Entries with figure data
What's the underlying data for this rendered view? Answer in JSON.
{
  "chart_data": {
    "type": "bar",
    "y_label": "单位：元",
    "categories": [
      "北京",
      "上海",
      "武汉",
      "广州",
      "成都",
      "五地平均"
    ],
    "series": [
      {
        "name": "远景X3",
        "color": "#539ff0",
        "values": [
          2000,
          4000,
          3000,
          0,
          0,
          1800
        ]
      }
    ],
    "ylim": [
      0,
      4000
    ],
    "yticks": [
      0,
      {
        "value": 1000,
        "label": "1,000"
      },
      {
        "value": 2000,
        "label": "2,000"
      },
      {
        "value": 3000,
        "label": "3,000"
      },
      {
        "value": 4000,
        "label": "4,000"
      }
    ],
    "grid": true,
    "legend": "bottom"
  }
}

Objective: Go through the listing above and restate it word for word.

Exercise answer:
What's the underlying data for this rendered view? Answer in JSON.
{
  "chart_data": {
    "type": "bar",
    "y_label": "单位：元",
    "categories": [
      "北京",
      "上海",
      "武汉",
      "广州",
      "成都",
      "五地平均"
    ],
    "series": [
      {
        "name": "远景X3",
        "color": "#539ff0",
        "values": [
          2000,
          4000,
          3000,
          0,
          0,
          1800
        ]
      }
    ],
    "ylim": [
      0,
      4000
    ],
    "yticks": [
      0,
      {
        "value": 1000,
        "label": "1,000"
      },
      {
        "value": 2000,
        "label": "2,000"
      },
      {
        "value": 3000,
        "label": "3,000"
      },
      {
        "value": 4000,
        "label": "4,000"
      }
    ],
    "grid": true,
    "legend": "bottom"
  }
}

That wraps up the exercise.